* Start Listed records *

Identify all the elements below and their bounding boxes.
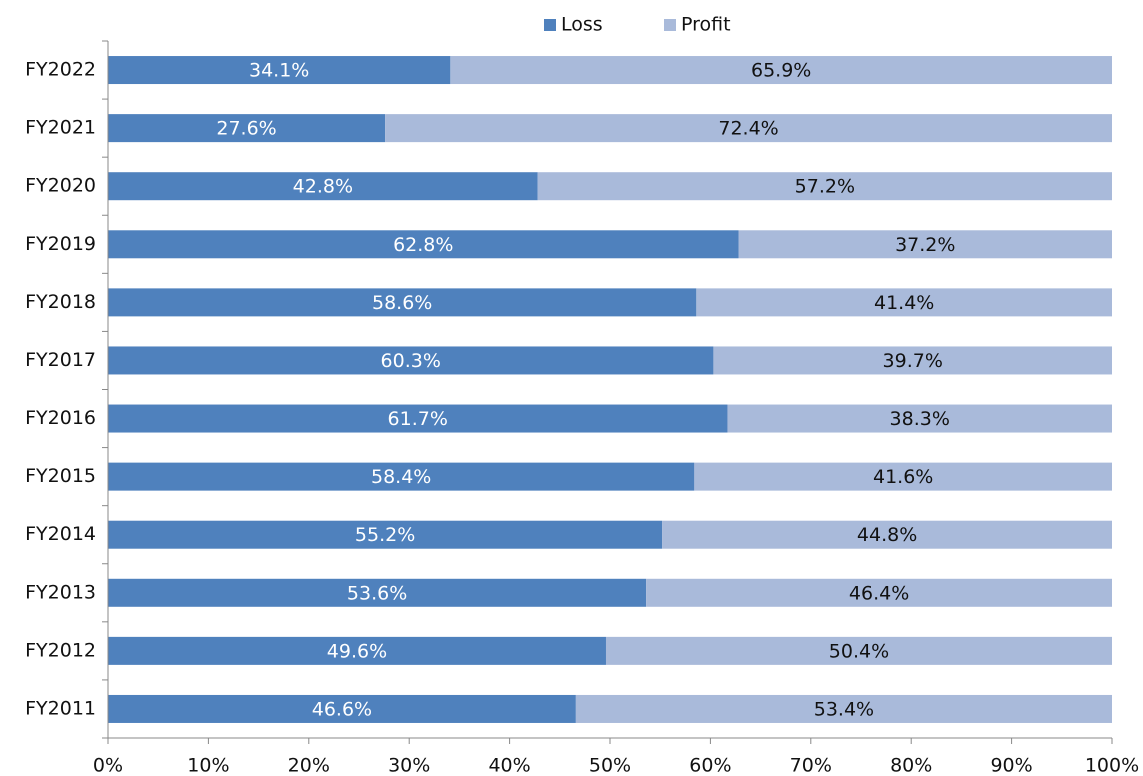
y-tick-label: FY2013 [25,581,96,603]
bar-segment [385,114,1112,143]
data-label: 44.8% [857,524,917,546]
data-label: 42.8% [293,176,353,198]
x-tick-label: 40% [488,755,530,776]
x-tick-label: 80% [890,755,932,776]
bar-segment [537,172,1112,201]
bar-segment [108,288,697,317]
data-label: 39.7% [883,350,943,372]
bar-segment [713,346,1112,375]
bar-segment [108,56,451,85]
bar-segment [108,404,728,433]
data-label: 38.3% [890,408,950,430]
bar-segment [646,578,1112,607]
y-tick-label: FY2021 [25,117,96,139]
y-tick-label: FY2014 [25,523,96,545]
data-label: 55.2% [355,524,415,546]
x-tick-label: 20% [288,755,330,776]
data-label: 65.9% [751,60,811,82]
bar-segment [575,694,1112,723]
legend-label: Profit [681,14,731,36]
legend-swatch [664,19,676,31]
y-tick-label: FY2016 [25,407,96,429]
bar-segment [108,694,576,723]
y-tick-label: FY2015 [25,465,96,487]
x-tick-label: 70% [790,755,832,776]
data-label: 61.7% [388,408,448,430]
bar-segment [696,288,1112,317]
bar-segment [108,172,538,201]
data-label: 72.4% [718,118,778,140]
bar-segment [738,230,1112,259]
data-label: 41.4% [874,292,934,314]
data-label: 41.6% [873,466,933,488]
data-label: 37.2% [895,234,955,256]
x-tick-label: 100% [1085,755,1139,776]
y-tick-label: FY2020 [25,175,96,197]
y-tick-label: FY2019 [25,233,96,255]
data-label: 46.6% [312,698,372,720]
y-tick-label: FY2018 [25,291,96,313]
x-tick-label: 60% [689,755,731,776]
y-tick-label: FY2012 [25,639,96,661]
bar-segment [108,230,739,259]
data-label: 62.8% [393,234,453,256]
bar-segment [450,56,1112,85]
bar-segment [108,462,695,491]
y-tick-label: FY2011 [25,697,96,719]
data-label: 46.4% [849,582,909,604]
bar-segment [108,636,606,665]
data-label: 57.2% [795,176,855,198]
x-tick-label: 0% [93,755,123,776]
data-label: 58.4% [371,466,431,488]
data-label: 34.1% [249,60,309,82]
data-label: 50.4% [829,640,889,662]
bar-segment [694,462,1112,491]
bar-segment [727,404,1112,433]
data-label: 53.4% [814,698,874,720]
x-tick-label: 30% [388,755,430,776]
legend-swatch [544,19,556,31]
legend-label: Loss [561,14,603,36]
x-tick-label: 10% [187,755,229,776]
x-tick-label: 90% [990,755,1032,776]
bar-segment [108,578,647,607]
data-label: 49.6% [327,640,387,662]
x-tick-label: 50% [589,755,631,776]
bar-segment [108,520,663,549]
bar-segment [108,346,714,375]
data-label: 58.6% [372,292,432,314]
bar-segment [662,520,1112,549]
bar-segment [108,114,386,143]
data-label: 27.6% [216,118,276,140]
data-label: 60.3% [381,350,441,372]
bar-segment [605,636,1112,665]
y-tick-label: FY2022 [25,59,96,81]
data-label: 53.6% [347,582,407,604]
y-tick-label: FY2017 [25,349,96,371]
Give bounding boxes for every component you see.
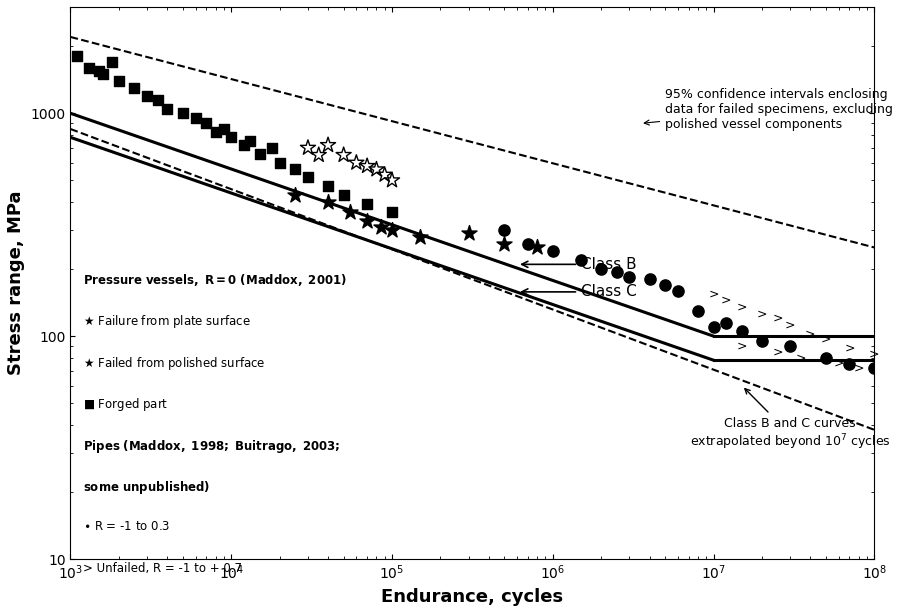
Text: >: >	[845, 342, 855, 355]
Point	[104, 57, 119, 67]
Text: >: >	[785, 319, 796, 332]
Point	[706, 322, 721, 332]
Point	[642, 275, 657, 284]
Text: >: >	[757, 308, 767, 321]
Point	[127, 83, 142, 93]
Text: >: >	[721, 294, 732, 306]
Point	[320, 181, 335, 191]
Point	[842, 359, 857, 369]
Point	[288, 190, 303, 200]
Text: $\bigstar$ Failure from plate surface: $\bigstar$ Failure from plate surface	[82, 313, 250, 330]
Point	[593, 264, 608, 274]
Point	[199, 118, 214, 128]
Point	[622, 272, 637, 281]
Point	[378, 170, 392, 180]
Text: $\mathbf{Pipes\ (Maddox,\ 1998;\ Buitrago,\ 2003;}$: $\mathbf{Pipes\ (Maddox,\ 1998;\ Buitrag…	[82, 438, 340, 455]
Point	[112, 76, 126, 86]
Text: Class C: Class C	[521, 284, 637, 299]
Text: >: >	[773, 312, 783, 325]
Point	[160, 104, 174, 113]
Text: $\bigstar$ Failed from polished surface: $\bigstar$ Failed from polished surface	[82, 355, 265, 371]
Point	[342, 207, 357, 217]
Point	[735, 327, 749, 337]
Text: >: >	[708, 287, 719, 300]
Point	[96, 69, 111, 79]
Point	[81, 63, 96, 73]
Text: >: >	[869, 348, 880, 360]
Text: >: >	[737, 300, 747, 314]
Y-axis label: Stress range, MPa: Stress range, MPa	[7, 191, 25, 375]
Point	[265, 143, 280, 153]
Point	[288, 164, 303, 174]
Point	[658, 280, 673, 290]
Text: >: >	[737, 340, 747, 353]
Text: >: >	[796, 351, 807, 364]
Text: $\mathbf{Pressure\ vessels,\ R=0\ (Maddox,\ 2001)}$: $\mathbf{Pressure\ vessels,\ R=0\ (Maddo…	[82, 272, 347, 288]
Point	[690, 306, 705, 316]
Point	[497, 239, 511, 249]
Point	[462, 228, 476, 238]
Point	[311, 150, 326, 160]
Point	[320, 197, 335, 207]
Point	[755, 336, 770, 346]
Point	[385, 225, 400, 235]
Point	[175, 109, 190, 118]
Point	[413, 232, 427, 242]
Text: > Unfailed, R = -1 to + 0.7: > Unfailed, R = -1 to + 0.7	[82, 562, 242, 575]
Text: $\mathbf{some\ unpublished)}$: $\mathbf{some\ unpublished)}$	[82, 479, 210, 496]
Point	[783, 341, 797, 351]
Point	[217, 124, 232, 134]
Point	[224, 132, 239, 142]
Point	[545, 246, 560, 256]
Text: $\bullet$ R = -1 to 0.3: $\bullet$ R = -1 to 0.3	[82, 520, 170, 533]
Point	[719, 318, 734, 327]
Point	[91, 66, 106, 76]
Text: >: >	[773, 345, 783, 359]
Point	[360, 199, 375, 209]
Point	[242, 136, 257, 146]
Point	[139, 91, 154, 101]
Point	[385, 207, 400, 217]
Point	[369, 164, 384, 174]
Point	[530, 243, 545, 253]
Point	[272, 158, 287, 167]
Point	[320, 140, 335, 150]
Point	[670, 286, 685, 295]
Text: 95% confidence intervals enclosing
data for failed specimens, excluding
polished: 95% confidence intervals enclosing data …	[644, 88, 893, 131]
Point	[373, 222, 388, 232]
Text: $\blacksquare$ Forged part: $\blacksquare$ Forged part	[82, 396, 168, 413]
Point	[360, 216, 375, 226]
Point	[497, 225, 511, 235]
Point	[301, 172, 316, 181]
Point	[385, 175, 400, 185]
X-axis label: Endurance, cycles: Endurance, cycles	[381, 588, 563, 606]
Point	[70, 51, 85, 61]
Point	[521, 239, 535, 249]
Text: >: >	[805, 328, 816, 341]
Point	[252, 148, 267, 158]
Point	[867, 363, 881, 373]
Text: >: >	[833, 356, 844, 369]
Text: Class B: Class B	[521, 257, 637, 272]
Point	[336, 190, 351, 200]
Point	[360, 161, 375, 171]
Text: >: >	[854, 362, 864, 375]
Point	[336, 150, 351, 160]
Point	[209, 128, 223, 137]
Point	[236, 140, 251, 150]
Point	[819, 353, 833, 363]
Point	[349, 158, 364, 167]
Point	[188, 113, 203, 123]
Point	[301, 143, 316, 153]
Point	[574, 255, 589, 265]
Text: Class B and C curves
extrapolated beyond $10^7$ cycles: Class B and C curves extrapolated beyond…	[689, 389, 891, 452]
Text: >: >	[821, 333, 832, 346]
Point	[150, 95, 165, 105]
Point	[609, 267, 624, 276]
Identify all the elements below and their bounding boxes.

* End Listed records *

= Short exercise =
Quote every line of all the items above word for word, leaving out the pictures.

= Exercise response =
Identify all the elements below and their bounding boxes.
y-tick-label: FY2013 [25,581,96,603]
bar-segment [385,114,1112,143]
data-label: 44.8% [857,524,917,546]
data-label: 42.8% [293,176,353,198]
x-tick-label: 40% [488,755,530,776]
x-tick-label: 80% [890,755,932,776]
bar-segment [537,172,1112,201]
bar-segment [108,288,697,317]
data-label: 39.7% [883,350,943,372]
bar-segment [713,346,1112,375]
bar-segment [108,56,451,85]
bar-segment [108,404,728,433]
data-label: 38.3% [890,408,950,430]
bar-segment [646,578,1112,607]
y-tick-label: FY2021 [25,117,96,139]
y-tick-label: FY2014 [25,523,96,545]
data-label: 55.2% [355,524,415,546]
x-tick-label: 20% [288,755,330,776]
data-label: 65.9% [751,60,811,82]
bar-segment [575,694,1112,723]
legend-label: Profit [681,14,731,36]
legend-swatch [664,19,676,31]
y-tick-label: FY2016 [25,407,96,429]
bar-segment [108,694,576,723]
y-tick-label: FY2015 [25,465,96,487]
x-tick-label: 70% [790,755,832,776]
data-label: 61.7% [388,408,448,430]
bar-segment [696,288,1112,317]
bar-segment [108,172,538,201]
data-label: 72.4% [718,118,778,140]
bar-segment [738,230,1112,259]
data-label: 41.4% [874,292,934,314]
data-label: 41.6% [873,466,933,488]
data-label: 37.2% [895,234,955,256]
x-tick-label: 100% [1085,755,1139,776]
y-tick-label: FY2020 [25,175,96,197]
y-tick-label: FY2019 [25,233,96,255]
data-label: 46.6% [312,698,372,720]
y-tick-label: FY2018 [25,291,96,313]
x-tick-label: 60% [689,755,731,776]
y-tick-label: FY2012 [25,639,96,661]
bar-segment [108,230,739,259]
data-label: 62.8% [393,234,453,256]
bar-segment [450,56,1112,85]
bar-segment [108,462,695,491]
y-tick-label: FY2011 [25,697,96,719]
data-label: 46.4% [849,582,909,604]
bar-segment [108,636,606,665]
data-label: 57.2% [795,176,855,198]
x-tick-label: 0% [93,755,123,776]
data-label: 58.4% [371,466,431,488]
data-label: 34.1% [249,60,309,82]
data-label: 50.4% [829,640,889,662]
bar-segment [694,462,1112,491]
bar-segment [727,404,1112,433]
data-label: 53.4% [814,698,874,720]
x-tick-label: 30% [388,755,430,776]
legend-swatch [544,19,556,31]
legend-label: Loss [561,14,603,36]
x-tick-label: 10% [187,755,229,776]
x-tick-label: 90% [990,755,1032,776]
bar-segment [108,578,647,607]
data-label: 49.6% [327,640,387,662]
x-tick-label: 50% [589,755,631,776]
bar-segment [108,520,663,549]
bar-segment [108,346,714,375]
data-label: 58.6% [372,292,432,314]
bar-segment [662,520,1112,549]
bar-segment [108,114,386,143]
data-label: 27.6% [216,118,276,140]
data-label: 60.3% [381,350,441,372]
bar-segment [605,636,1112,665]
y-tick-label: FY2022 [25,59,96,81]
data-label: 53.6% [347,582,407,604]
y-tick-label: FY2017 [25,349,96,371]
Give bounding boxes for every component you see.
Text: >: >	[845, 342, 855, 355]
Point	[104, 57, 119, 67]
Text: >: >	[785, 319, 796, 332]
Point	[706, 322, 721, 332]
Point	[642, 275, 657, 284]
Text: >: >	[757, 308, 767, 321]
Point	[127, 83, 142, 93]
Text: >: >	[721, 294, 732, 306]
Point	[320, 181, 335, 191]
Point	[842, 359, 857, 369]
Point	[288, 190, 303, 200]
Text: $\bigstar$ Failure from plate surface: $\bigstar$ Failure from plate surface	[82, 313, 250, 330]
Point	[593, 264, 608, 274]
Point	[199, 118, 214, 128]
Point	[622, 272, 637, 281]
Point	[378, 170, 392, 180]
Text: $\mathbf{Pipes\ (Maddox,\ 1998;\ Buitrago,\ 2003;}$: $\mathbf{Pipes\ (Maddox,\ 1998;\ Buitrag…	[82, 438, 340, 455]
Point	[112, 76, 126, 86]
Text: Class C: Class C	[521, 284, 637, 299]
Text: >: >	[773, 312, 783, 325]
Point	[160, 104, 174, 113]
Text: $\bigstar$ Failed from polished surface: $\bigstar$ Failed from polished surface	[82, 355, 265, 371]
Point	[342, 207, 357, 217]
Point	[735, 327, 749, 337]
Text: >: >	[708, 287, 719, 300]
Point	[96, 69, 111, 79]
Point	[81, 63, 96, 73]
Text: >: >	[869, 348, 880, 360]
Text: >: >	[737, 300, 747, 314]
Y-axis label: Stress range, MPa: Stress range, MPa	[7, 191, 25, 375]
Point	[265, 143, 280, 153]
Point	[288, 164, 303, 174]
Point	[658, 280, 673, 290]
Text: >: >	[737, 340, 747, 353]
Text: >: >	[796, 351, 807, 364]
Text: $\mathbf{Pressure\ vessels,\ R=0\ (Maddox,\ 2001)}$: $\mathbf{Pressure\ vessels,\ R=0\ (Maddo…	[82, 272, 347, 288]
Point	[690, 306, 705, 316]
Point	[497, 239, 511, 249]
Point	[462, 228, 476, 238]
Point	[311, 150, 326, 160]
Point	[320, 197, 335, 207]
Point	[755, 336, 770, 346]
Point	[385, 225, 400, 235]
Point	[175, 109, 190, 118]
Point	[413, 232, 427, 242]
Text: > Unfailed, R = -1 to + 0.7: > Unfailed, R = -1 to + 0.7	[82, 562, 242, 575]
Text: $\mathbf{some\ unpublished)}$: $\mathbf{some\ unpublished)}$	[82, 479, 210, 496]
Point	[783, 341, 797, 351]
Point	[217, 124, 232, 134]
Point	[224, 132, 239, 142]
Point	[545, 246, 560, 256]
Text: $\bullet$ R = -1 to 0.3: $\bullet$ R = -1 to 0.3	[82, 520, 170, 533]
Point	[719, 318, 734, 327]
Point	[91, 66, 106, 76]
Text: >: >	[773, 345, 783, 359]
Point	[360, 199, 375, 209]
Point	[242, 136, 257, 146]
Point	[139, 91, 154, 101]
Point	[385, 207, 400, 217]
Point	[369, 164, 384, 174]
Point	[530, 243, 545, 253]
Point	[272, 158, 287, 167]
Point	[320, 140, 335, 150]
Point	[670, 286, 685, 295]
Text: 95% confidence intervals enclosing
data for failed specimens, excluding
polished: 95% confidence intervals enclosing data …	[644, 88, 893, 131]
Point	[373, 222, 388, 232]
Text: $\blacksquare$ Forged part: $\blacksquare$ Forged part	[82, 396, 168, 413]
Point	[360, 216, 375, 226]
Point	[497, 225, 511, 235]
Point	[301, 172, 316, 181]
Point	[385, 175, 400, 185]
X-axis label: Endurance, cycles: Endurance, cycles	[381, 588, 563, 606]
Point	[70, 51, 85, 61]
Point	[521, 239, 535, 249]
Text: >: >	[805, 328, 816, 341]
Point	[252, 148, 267, 158]
Point	[867, 363, 881, 373]
Text: >: >	[833, 356, 844, 369]
Text: Class B: Class B	[521, 257, 637, 272]
Point	[336, 190, 351, 200]
Point	[360, 161, 375, 171]
Text: >: >	[854, 362, 864, 375]
Point	[336, 150, 351, 160]
Point	[209, 128, 223, 137]
Point	[236, 140, 251, 150]
Point	[819, 353, 833, 363]
Point	[349, 158, 364, 167]
Point	[188, 113, 203, 123]
Point	[301, 143, 316, 153]
Point	[574, 255, 589, 265]
Text: Class B and C curves
extrapolated beyond $10^7$ cycles: Class B and C curves extrapolated beyond…	[689, 389, 891, 452]
Text: >: >	[821, 333, 832, 346]
Point	[150, 95, 165, 105]
Point	[609, 267, 624, 276]
Identify all the elements below and their bounding boxes.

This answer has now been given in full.